┌────────

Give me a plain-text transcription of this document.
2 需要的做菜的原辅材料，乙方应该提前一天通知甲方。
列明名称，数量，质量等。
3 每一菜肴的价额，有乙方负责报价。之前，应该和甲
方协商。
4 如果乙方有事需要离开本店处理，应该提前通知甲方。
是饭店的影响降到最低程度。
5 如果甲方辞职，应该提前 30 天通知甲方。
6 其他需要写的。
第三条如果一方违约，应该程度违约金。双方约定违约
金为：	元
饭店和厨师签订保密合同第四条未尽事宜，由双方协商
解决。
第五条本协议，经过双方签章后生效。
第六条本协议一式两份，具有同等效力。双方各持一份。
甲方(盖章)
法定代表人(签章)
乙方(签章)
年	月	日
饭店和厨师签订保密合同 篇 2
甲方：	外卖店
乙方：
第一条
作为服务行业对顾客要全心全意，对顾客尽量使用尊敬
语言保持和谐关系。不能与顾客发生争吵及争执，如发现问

└────────

▶ Objective: Return what is listed above, exactly and completely.

▶ Result for this exercise:
Give me a plain-text transcription of this document.
2 需要的做菜的原辅材料，乙方应该提前一天通知甲方。
列明名称，数量，质量等。
3 每一菜肴的价额，有乙方负责报价。之前，应该和甲
方协商。
4 如果乙方有事需要离开本店处理，应该提前通知甲方。
是饭店的影响降到最低程度。
5 如果甲方辞职，应该提前 30 天通知甲方。
6 其他需要写的。
第三条如果一方违约，应该程度违约金。双方约定违约
金为：	元
饭店和厨师签订保密合同第四条未尽事宜，由双方协商
解决。
第五条本协议，经过双方签章后生效。
第六条本协议一式两份，具有同等效力。双方各持一份。
甲方(盖章)
法定代表人(签章)
乙方(签章)
年	月	日
饭店和厨师签订保密合同 篇 2
甲方：	外卖店
乙方：
第一条
作为服务行业对顾客要全心全意，对顾客尽量使用尊敬
语言保持和谐关系。不能与顾客发生争吵及争执，如发现问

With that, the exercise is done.